_PROBLEM DESCRIPTION:_
From the entries below, count every line that contains the word "true". Please give the number and nothing else.

— start of DATASET CONTENT —

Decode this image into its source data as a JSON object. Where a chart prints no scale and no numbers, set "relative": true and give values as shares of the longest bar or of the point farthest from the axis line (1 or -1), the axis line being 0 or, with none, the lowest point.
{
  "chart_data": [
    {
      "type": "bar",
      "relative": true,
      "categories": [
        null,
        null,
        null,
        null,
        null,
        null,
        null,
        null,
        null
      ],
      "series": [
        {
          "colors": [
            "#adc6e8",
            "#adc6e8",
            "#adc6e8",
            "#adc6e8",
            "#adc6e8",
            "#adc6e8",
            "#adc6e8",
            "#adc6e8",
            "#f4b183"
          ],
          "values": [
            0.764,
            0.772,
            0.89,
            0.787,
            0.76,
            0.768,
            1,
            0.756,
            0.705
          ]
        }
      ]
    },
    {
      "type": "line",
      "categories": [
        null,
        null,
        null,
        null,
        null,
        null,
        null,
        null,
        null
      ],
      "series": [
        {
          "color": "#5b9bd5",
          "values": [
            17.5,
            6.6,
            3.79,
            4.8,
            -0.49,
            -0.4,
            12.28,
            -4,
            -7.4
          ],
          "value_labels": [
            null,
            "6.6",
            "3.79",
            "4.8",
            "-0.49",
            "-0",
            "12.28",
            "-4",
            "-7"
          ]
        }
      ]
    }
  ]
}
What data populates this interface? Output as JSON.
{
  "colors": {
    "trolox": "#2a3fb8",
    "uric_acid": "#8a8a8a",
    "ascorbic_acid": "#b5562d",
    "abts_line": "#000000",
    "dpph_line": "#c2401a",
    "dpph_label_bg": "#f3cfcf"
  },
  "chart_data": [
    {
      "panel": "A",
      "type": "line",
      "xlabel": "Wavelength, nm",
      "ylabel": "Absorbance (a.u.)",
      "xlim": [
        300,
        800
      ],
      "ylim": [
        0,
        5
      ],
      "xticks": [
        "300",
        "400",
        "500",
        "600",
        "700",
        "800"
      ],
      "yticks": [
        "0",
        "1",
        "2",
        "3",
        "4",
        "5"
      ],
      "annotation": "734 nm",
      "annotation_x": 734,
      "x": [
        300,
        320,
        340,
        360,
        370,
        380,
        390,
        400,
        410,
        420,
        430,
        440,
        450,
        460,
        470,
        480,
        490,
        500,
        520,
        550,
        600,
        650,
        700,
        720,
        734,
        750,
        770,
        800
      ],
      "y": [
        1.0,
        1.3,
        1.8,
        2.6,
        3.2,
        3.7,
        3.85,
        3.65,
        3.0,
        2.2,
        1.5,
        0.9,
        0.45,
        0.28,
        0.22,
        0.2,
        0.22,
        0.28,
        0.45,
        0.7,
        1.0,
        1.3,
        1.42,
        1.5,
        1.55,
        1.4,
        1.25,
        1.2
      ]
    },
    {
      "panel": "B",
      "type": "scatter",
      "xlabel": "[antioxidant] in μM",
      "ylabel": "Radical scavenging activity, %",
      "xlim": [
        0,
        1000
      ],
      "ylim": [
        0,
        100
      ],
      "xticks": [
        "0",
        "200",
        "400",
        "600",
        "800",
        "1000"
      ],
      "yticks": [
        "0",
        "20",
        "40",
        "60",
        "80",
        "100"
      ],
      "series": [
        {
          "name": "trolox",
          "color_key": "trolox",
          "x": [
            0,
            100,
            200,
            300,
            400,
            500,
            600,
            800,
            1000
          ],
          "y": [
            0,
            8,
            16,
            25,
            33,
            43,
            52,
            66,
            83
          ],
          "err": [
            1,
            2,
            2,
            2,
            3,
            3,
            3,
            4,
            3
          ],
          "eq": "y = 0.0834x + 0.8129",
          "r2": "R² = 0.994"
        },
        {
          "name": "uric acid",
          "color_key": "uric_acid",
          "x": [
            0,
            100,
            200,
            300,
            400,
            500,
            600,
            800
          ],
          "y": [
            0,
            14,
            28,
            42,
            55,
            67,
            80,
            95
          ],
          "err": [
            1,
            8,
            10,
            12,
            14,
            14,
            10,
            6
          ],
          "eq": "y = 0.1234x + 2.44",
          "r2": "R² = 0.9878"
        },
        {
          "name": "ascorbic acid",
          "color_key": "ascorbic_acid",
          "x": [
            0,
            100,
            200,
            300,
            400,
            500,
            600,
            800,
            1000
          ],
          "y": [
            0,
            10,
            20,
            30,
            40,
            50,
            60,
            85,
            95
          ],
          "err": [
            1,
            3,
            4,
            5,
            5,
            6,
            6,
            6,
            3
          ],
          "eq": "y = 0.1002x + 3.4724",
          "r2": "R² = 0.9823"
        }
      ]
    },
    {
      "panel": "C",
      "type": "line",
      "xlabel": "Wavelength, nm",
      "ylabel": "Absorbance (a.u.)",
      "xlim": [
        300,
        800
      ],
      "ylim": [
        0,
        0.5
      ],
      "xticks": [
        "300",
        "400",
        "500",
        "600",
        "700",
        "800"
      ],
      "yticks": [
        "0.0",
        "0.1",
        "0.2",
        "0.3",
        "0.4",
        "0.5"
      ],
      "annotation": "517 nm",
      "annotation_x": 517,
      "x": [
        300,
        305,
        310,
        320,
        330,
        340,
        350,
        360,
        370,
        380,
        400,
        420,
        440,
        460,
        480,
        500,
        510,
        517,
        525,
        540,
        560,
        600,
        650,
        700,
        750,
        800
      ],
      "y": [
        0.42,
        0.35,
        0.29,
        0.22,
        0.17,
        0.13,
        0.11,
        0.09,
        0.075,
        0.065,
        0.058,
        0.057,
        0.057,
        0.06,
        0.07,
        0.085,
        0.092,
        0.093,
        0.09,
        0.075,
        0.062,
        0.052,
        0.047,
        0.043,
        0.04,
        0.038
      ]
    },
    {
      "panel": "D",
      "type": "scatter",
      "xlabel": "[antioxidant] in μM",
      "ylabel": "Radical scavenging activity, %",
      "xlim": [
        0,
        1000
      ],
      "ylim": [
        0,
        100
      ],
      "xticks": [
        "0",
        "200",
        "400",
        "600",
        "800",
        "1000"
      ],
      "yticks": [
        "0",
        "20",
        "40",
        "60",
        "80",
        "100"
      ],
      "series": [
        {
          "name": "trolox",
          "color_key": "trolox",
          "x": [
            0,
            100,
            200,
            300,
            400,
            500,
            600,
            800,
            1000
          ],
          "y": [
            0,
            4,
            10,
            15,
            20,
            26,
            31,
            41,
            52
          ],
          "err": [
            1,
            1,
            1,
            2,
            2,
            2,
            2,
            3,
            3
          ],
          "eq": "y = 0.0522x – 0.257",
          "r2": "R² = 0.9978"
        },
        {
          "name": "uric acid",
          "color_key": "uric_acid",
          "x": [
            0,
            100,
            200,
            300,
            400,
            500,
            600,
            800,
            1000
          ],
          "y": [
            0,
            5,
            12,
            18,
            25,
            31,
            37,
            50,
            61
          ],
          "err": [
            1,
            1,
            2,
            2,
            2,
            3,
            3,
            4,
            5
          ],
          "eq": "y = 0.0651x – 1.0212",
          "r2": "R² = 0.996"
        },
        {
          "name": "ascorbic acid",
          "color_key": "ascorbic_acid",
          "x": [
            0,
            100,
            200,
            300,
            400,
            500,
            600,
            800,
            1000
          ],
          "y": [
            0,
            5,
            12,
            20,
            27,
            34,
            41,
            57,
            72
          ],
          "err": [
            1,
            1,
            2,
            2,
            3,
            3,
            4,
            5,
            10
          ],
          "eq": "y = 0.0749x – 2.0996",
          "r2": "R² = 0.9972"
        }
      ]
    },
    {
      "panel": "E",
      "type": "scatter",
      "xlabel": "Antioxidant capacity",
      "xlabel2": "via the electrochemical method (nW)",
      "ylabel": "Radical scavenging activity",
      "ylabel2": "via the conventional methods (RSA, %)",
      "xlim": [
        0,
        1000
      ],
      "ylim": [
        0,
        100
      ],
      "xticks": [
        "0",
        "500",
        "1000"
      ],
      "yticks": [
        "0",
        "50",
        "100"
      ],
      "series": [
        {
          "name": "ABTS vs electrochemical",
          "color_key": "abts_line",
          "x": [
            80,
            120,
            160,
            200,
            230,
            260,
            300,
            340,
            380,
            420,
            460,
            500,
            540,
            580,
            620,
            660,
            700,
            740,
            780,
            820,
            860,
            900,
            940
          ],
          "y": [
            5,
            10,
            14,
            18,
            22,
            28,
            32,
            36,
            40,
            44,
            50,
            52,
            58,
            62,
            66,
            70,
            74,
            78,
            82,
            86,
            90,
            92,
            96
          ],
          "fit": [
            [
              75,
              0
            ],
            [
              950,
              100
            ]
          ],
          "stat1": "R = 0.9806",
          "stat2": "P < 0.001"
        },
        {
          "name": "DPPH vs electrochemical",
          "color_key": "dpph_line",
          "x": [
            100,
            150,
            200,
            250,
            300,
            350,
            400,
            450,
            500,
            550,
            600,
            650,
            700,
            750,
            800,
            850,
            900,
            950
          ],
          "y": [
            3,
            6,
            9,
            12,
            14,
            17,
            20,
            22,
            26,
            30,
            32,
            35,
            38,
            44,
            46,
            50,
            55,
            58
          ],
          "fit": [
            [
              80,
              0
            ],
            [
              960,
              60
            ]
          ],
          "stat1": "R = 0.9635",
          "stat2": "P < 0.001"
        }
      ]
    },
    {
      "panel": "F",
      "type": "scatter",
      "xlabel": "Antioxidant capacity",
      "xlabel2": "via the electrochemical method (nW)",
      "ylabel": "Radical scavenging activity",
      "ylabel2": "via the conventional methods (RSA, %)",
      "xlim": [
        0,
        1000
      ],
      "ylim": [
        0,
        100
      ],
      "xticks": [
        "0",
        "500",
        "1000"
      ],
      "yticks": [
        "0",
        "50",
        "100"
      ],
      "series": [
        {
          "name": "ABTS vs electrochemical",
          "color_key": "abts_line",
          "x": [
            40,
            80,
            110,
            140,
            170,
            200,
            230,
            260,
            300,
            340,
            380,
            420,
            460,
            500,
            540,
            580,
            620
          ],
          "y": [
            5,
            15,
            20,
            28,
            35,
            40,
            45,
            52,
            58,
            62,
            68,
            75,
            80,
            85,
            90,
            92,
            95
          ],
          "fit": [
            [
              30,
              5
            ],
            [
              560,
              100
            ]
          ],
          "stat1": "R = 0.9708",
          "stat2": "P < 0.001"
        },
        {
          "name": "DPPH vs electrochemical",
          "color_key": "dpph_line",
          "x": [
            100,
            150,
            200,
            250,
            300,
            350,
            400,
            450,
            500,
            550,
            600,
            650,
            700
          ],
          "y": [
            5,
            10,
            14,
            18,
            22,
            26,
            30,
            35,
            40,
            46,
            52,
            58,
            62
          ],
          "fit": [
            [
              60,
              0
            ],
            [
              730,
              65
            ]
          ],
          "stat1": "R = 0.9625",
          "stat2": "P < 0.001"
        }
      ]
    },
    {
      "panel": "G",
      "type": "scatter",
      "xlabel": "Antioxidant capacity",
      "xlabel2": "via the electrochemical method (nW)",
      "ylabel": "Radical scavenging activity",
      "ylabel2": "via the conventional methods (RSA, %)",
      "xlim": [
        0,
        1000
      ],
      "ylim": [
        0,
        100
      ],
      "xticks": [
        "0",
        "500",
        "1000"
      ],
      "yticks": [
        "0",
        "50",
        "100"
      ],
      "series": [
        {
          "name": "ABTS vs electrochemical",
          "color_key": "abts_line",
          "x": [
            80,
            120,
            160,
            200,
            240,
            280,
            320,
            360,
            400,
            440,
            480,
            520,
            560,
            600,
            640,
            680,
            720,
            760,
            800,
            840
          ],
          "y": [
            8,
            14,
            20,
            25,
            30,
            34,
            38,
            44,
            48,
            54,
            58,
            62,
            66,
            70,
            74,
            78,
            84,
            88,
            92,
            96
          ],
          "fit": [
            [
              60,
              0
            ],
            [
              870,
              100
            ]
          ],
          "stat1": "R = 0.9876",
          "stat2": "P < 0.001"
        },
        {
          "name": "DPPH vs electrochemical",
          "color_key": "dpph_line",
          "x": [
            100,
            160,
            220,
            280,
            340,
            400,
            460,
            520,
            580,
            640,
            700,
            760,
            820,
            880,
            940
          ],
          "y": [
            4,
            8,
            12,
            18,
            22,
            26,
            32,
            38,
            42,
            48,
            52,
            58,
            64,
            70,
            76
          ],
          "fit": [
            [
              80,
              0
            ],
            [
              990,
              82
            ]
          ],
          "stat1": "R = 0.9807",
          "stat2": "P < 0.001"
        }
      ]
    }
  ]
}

— end of DATASET CONTENT —

_REPLY:_
2